(Dataset entries on figures)
************

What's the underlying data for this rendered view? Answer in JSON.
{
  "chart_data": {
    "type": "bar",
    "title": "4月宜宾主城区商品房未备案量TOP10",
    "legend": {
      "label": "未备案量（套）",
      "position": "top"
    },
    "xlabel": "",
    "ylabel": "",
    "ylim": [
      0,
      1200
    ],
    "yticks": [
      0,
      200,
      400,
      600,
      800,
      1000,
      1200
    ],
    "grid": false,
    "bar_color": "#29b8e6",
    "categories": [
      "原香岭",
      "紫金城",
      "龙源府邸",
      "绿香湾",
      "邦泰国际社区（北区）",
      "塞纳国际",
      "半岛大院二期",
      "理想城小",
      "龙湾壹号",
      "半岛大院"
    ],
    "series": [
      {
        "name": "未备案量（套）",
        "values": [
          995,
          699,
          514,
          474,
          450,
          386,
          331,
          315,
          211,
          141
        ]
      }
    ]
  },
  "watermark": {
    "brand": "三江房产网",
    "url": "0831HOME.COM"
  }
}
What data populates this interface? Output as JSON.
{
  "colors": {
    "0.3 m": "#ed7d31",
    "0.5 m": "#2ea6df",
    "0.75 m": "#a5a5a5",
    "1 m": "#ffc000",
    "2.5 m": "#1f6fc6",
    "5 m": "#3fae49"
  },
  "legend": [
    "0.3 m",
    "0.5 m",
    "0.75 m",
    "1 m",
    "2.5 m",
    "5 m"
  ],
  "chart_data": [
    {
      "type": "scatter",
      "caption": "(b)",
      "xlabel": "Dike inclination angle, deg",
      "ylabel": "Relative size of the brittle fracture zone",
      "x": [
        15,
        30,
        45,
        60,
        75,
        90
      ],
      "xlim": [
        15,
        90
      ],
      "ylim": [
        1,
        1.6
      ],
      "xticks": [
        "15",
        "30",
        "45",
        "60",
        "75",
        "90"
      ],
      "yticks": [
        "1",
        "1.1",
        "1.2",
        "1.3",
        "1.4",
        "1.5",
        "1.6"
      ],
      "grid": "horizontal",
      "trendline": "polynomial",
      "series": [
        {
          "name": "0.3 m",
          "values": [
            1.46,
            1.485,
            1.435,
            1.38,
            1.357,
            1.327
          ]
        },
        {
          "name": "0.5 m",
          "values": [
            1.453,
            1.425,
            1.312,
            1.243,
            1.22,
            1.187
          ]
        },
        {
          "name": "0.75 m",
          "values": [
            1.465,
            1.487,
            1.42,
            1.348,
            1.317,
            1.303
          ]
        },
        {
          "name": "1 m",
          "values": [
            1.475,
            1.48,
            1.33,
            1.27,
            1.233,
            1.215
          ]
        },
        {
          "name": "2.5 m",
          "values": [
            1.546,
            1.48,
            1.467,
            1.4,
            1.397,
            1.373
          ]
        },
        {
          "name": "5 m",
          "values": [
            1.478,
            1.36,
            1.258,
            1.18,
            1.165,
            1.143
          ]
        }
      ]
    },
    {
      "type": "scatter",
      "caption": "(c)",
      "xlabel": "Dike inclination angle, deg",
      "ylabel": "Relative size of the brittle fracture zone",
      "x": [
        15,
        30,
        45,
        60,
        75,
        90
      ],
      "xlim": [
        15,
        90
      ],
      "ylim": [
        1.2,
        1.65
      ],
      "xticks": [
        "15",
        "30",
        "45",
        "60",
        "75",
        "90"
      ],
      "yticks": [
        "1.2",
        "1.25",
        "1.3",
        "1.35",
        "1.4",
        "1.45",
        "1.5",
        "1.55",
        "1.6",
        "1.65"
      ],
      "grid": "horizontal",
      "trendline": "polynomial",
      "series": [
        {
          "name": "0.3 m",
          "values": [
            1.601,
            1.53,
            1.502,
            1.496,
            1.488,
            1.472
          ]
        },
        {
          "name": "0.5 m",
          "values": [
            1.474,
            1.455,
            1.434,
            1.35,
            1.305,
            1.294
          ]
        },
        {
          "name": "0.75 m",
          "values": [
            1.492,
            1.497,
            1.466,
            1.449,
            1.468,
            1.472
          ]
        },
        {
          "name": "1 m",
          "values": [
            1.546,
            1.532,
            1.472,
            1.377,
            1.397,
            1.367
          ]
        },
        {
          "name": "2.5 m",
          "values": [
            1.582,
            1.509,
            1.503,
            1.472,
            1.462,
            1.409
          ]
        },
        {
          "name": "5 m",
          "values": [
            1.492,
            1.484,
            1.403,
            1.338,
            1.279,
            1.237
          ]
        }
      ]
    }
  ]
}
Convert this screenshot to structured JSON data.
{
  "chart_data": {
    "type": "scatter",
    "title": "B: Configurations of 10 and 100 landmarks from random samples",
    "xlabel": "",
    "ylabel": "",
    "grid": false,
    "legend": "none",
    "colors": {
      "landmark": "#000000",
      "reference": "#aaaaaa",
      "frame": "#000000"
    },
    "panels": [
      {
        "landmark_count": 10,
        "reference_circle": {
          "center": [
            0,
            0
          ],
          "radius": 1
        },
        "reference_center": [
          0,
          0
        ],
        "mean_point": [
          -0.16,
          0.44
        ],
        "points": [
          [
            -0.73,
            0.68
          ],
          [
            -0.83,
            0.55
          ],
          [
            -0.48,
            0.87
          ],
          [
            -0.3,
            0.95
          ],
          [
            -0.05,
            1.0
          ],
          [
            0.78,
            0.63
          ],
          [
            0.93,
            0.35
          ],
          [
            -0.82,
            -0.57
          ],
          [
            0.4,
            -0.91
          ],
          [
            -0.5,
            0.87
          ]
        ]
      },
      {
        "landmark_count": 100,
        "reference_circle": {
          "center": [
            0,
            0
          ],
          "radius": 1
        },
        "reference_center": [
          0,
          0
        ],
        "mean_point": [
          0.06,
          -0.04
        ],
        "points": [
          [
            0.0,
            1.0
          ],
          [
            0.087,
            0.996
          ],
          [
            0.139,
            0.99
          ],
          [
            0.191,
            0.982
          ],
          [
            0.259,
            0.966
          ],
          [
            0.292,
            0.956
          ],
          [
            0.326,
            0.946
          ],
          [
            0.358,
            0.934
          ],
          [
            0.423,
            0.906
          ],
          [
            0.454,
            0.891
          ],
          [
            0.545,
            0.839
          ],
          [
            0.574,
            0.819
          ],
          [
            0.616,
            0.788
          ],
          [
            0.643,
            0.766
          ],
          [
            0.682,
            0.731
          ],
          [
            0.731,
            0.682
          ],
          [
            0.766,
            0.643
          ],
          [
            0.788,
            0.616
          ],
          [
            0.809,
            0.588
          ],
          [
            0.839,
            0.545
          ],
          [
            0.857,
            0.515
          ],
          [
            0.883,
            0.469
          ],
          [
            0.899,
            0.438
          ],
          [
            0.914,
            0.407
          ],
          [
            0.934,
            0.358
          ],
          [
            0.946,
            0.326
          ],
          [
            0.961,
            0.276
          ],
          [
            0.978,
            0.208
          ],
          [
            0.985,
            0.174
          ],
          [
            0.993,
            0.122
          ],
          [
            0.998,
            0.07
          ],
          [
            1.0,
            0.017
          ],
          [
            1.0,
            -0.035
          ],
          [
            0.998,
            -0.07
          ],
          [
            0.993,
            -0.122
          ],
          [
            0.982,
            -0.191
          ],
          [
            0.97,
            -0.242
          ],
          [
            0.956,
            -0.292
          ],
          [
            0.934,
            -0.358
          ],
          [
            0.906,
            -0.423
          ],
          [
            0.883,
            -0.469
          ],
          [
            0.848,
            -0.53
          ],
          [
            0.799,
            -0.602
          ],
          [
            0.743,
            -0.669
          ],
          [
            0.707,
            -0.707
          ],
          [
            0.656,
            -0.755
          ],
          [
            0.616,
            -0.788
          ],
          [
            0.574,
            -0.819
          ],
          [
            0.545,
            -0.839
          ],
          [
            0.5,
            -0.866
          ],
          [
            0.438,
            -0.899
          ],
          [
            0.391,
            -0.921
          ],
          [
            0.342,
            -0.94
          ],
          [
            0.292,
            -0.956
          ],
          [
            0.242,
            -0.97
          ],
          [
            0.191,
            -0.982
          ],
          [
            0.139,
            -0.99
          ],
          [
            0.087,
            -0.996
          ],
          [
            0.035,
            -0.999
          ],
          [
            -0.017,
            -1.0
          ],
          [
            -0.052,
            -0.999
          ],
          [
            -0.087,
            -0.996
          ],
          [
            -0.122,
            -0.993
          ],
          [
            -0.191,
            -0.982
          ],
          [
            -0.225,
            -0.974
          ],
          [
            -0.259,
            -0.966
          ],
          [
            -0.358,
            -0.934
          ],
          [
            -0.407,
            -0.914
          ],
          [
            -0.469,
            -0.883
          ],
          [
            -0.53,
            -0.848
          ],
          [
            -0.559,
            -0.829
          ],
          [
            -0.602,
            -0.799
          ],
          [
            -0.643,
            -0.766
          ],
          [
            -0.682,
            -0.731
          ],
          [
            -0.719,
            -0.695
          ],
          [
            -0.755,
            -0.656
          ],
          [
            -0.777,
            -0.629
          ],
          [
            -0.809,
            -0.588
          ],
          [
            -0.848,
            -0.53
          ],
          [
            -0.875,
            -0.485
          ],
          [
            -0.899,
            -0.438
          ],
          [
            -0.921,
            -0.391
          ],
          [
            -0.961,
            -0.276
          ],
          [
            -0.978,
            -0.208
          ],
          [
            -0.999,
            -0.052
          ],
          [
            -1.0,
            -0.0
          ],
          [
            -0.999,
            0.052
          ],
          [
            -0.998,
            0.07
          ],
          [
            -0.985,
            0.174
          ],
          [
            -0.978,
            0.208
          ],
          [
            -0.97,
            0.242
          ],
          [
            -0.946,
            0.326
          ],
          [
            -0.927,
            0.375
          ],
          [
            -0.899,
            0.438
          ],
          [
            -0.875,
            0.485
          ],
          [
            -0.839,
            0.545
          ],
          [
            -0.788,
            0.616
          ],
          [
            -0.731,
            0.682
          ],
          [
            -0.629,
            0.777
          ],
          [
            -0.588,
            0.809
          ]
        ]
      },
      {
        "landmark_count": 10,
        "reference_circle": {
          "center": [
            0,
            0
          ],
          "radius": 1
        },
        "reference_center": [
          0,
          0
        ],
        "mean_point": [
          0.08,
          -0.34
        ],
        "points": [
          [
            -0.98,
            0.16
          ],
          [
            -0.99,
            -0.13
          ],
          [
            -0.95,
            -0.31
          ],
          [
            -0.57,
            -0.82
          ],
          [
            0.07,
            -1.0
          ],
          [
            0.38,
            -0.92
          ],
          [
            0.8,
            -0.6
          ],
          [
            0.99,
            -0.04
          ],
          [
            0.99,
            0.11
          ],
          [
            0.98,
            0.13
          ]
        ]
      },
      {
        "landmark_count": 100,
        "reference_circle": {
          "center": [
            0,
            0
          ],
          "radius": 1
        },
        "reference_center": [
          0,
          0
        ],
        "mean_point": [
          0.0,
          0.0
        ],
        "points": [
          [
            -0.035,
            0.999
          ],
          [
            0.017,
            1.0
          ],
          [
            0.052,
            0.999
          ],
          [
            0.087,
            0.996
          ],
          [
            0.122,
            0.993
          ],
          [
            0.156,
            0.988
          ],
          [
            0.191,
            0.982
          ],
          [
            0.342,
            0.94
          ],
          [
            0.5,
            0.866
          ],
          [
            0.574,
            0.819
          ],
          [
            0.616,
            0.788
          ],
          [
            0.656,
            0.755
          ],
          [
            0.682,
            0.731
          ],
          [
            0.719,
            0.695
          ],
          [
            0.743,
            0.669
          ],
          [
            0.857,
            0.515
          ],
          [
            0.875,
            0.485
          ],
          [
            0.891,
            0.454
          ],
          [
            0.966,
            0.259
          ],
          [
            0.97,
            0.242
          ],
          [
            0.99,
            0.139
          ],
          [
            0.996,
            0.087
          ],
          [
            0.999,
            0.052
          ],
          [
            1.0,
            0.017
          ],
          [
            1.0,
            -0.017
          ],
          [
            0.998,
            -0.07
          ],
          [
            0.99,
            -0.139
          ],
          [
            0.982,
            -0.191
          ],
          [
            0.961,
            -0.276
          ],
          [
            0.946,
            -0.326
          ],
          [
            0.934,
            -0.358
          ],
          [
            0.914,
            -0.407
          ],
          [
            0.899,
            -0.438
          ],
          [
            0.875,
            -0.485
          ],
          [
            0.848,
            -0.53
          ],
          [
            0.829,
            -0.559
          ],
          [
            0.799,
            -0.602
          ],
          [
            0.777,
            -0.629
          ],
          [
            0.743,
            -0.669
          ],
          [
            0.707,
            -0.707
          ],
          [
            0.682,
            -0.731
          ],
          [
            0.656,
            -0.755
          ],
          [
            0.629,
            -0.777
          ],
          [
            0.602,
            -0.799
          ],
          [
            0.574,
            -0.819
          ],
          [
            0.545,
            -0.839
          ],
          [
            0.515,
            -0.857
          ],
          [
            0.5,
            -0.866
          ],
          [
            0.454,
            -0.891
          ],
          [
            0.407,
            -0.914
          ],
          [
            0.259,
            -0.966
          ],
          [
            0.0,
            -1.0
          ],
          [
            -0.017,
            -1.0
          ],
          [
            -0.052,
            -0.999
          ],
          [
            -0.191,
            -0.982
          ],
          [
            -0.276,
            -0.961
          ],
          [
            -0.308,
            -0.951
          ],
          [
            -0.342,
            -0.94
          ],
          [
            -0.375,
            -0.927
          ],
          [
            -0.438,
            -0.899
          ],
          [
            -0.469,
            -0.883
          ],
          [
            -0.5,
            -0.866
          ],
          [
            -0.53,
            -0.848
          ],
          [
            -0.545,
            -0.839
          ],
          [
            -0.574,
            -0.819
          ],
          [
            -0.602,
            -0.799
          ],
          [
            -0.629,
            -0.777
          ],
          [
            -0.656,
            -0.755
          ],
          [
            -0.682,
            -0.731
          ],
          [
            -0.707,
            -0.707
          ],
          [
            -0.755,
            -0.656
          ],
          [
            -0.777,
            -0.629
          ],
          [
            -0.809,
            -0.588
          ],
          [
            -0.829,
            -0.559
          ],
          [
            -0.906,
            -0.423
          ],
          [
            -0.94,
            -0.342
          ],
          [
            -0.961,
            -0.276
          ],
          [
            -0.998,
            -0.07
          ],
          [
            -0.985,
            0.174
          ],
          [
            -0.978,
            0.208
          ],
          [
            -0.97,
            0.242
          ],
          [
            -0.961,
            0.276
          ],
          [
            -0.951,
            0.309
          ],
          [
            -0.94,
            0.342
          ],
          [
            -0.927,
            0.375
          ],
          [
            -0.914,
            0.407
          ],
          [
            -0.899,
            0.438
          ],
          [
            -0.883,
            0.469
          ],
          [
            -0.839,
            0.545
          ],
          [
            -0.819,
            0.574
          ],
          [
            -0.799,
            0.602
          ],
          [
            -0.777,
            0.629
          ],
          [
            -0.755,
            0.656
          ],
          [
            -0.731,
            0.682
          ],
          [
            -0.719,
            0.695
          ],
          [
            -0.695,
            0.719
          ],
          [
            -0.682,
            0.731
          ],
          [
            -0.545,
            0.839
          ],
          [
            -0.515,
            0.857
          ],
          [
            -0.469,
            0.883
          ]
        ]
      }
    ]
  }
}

************

▶ _TASK INSTRUCTIONS_
Tally the lines of the preceding listing in which the word "JSON" appears; state nothing but the total.

▶ _EXPECTED ANSWER_
3